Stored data
-----
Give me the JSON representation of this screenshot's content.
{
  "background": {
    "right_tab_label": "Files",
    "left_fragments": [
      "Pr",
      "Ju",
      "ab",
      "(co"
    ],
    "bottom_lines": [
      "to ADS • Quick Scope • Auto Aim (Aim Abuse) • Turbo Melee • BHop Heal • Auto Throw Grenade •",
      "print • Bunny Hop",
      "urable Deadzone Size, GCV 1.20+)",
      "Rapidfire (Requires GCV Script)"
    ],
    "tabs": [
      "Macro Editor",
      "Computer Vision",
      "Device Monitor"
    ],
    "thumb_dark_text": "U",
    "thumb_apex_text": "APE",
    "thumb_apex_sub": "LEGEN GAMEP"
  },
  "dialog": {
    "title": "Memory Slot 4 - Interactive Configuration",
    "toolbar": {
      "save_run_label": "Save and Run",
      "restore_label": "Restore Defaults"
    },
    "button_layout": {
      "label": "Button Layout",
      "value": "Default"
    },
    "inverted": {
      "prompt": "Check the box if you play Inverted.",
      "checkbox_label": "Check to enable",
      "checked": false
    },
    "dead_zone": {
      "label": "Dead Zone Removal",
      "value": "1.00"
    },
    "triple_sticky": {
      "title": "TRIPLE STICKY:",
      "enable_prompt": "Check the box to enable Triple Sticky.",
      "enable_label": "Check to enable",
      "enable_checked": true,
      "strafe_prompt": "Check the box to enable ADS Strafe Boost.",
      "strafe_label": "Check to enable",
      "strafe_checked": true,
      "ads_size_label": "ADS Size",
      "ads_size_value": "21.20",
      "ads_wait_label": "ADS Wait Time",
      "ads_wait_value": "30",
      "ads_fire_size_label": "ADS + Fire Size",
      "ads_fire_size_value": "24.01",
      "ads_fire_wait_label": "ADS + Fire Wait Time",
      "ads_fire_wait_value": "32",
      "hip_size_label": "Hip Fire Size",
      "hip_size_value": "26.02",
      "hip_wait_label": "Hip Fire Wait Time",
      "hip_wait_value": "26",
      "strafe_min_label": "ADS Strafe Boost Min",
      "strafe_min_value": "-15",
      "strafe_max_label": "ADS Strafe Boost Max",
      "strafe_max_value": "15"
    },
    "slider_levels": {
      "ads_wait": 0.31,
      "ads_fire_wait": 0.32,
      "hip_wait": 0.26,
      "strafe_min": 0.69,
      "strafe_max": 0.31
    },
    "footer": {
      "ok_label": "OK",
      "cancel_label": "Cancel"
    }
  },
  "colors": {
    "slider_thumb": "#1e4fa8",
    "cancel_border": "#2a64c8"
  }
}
-----
Write the data back out verbatim.

Solution:
Give me the JSON representation of this screenshot's content.
{
  "background": {
    "right_tab_label": "Files",
    "left_fragments": [
      "Pr",
      "Ju",
      "ab",
      "(co"
    ],
    "bottom_lines": [
      "to ADS • Quick Scope • Auto Aim (Aim Abuse) • Turbo Melee • BHop Heal • Auto Throw Grenade •",
      "print • Bunny Hop",
      "urable Deadzone Size, GCV 1.20+)",
      "Rapidfire (Requires GCV Script)"
    ],
    "tabs": [
      "Macro Editor",
      "Computer Vision",
      "Device Monitor"
    ],
    "thumb_dark_text": "U",
    "thumb_apex_text": "APE",
    "thumb_apex_sub": "LEGEN GAMEP"
  },
  "dialog": {
    "title": "Memory Slot 4 - Interactive Configuration",
    "toolbar": {
      "save_run_label": "Save and Run",
      "restore_label": "Restore Defaults"
    },
    "button_layout": {
      "label": "Button Layout",
      "value": "Default"
    },
    "inverted": {
      "prompt": "Check the box if you play Inverted.",
      "checkbox_label": "Check to enable",
      "checked": false
    },
    "dead_zone": {
      "label": "Dead Zone Removal",
      "value": "1.00"
    },
    "triple_sticky": {
      "title": "TRIPLE STICKY:",
      "enable_prompt": "Check the box to enable Triple Sticky.",
      "enable_label": "Check to enable",
      "enable_checked": true,
      "strafe_prompt": "Check the box to enable ADS Strafe Boost.",
      "strafe_label": "Check to enable",
      "strafe_checked": true,
      "ads_size_label": "ADS Size",
      "ads_size_value": "21.20",
      "ads_wait_label": "ADS Wait Time",
      "ads_wait_value": "30",
      "ads_fire_size_label": "ADS + Fire Size",
      "ads_fire_size_value": "24.01",
      "ads_fire_wait_label": "ADS + Fire Wait Time",
      "ads_fire_wait_value": "32",
      "hip_size_label": "Hip Fire Size",
      "hip_size_value": "26.02",
      "hip_wait_label": "Hip Fire Wait Time",
      "hip_wait_value": "26",
      "strafe_min_label": "ADS Strafe Boost Min",
      "strafe_min_value": "-15",
      "strafe_max_label": "ADS Strafe Boost Max",
      "strafe_max_value": "15"
    },
    "slider_levels": {
      "ads_wait": 0.31,
      "ads_fire_wait": 0.32,
      "hip_wait": 0.26,
      "strafe_min": 0.69,
      "strafe_max": 0.31
    },
    "footer": {
      "ok_label": "OK",
      "cancel_label": "Cancel"
    }
  },
  "colors": {
    "slider_thumb": "#1e4fa8",
    "cancel_border": "#2a64c8"
  }
}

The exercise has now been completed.